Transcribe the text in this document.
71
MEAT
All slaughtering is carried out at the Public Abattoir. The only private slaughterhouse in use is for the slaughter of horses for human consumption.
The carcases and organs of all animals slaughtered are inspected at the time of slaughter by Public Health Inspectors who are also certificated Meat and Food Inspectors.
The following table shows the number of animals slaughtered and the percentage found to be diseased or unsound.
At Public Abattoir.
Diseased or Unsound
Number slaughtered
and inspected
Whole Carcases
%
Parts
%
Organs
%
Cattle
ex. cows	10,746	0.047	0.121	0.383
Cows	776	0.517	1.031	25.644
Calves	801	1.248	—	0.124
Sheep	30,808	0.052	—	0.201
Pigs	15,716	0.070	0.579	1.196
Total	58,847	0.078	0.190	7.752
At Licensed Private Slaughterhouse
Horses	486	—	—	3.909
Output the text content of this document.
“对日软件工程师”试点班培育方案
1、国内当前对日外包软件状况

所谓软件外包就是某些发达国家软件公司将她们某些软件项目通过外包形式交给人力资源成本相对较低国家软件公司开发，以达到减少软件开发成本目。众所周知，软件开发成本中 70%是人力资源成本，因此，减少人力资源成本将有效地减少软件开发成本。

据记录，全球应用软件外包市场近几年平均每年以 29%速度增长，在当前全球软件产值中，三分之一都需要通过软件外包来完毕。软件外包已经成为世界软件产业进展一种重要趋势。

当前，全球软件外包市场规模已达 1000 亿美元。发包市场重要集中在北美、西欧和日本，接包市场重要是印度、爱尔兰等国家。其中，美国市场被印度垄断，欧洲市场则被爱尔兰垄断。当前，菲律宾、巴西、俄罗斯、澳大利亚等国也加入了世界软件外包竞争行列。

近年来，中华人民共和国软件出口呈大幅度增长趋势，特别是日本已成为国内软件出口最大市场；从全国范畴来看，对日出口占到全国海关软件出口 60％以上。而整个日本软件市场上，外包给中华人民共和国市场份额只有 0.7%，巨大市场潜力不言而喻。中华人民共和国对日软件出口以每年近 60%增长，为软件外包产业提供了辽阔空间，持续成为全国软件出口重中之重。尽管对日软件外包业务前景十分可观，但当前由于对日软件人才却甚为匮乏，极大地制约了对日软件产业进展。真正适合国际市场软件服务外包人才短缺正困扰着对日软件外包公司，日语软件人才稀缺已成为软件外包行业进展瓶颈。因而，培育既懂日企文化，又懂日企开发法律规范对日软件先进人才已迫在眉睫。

- GIVEN PROBLEM -
Collect the lines of the data that carry the word "Abattoir".

- SOLUTION BELOW -
All slaughtering is carried out at the Public Abattoir. The only private slaughterhouse in use is for the slaughter of horses for human consumption.
At Public Abattoir.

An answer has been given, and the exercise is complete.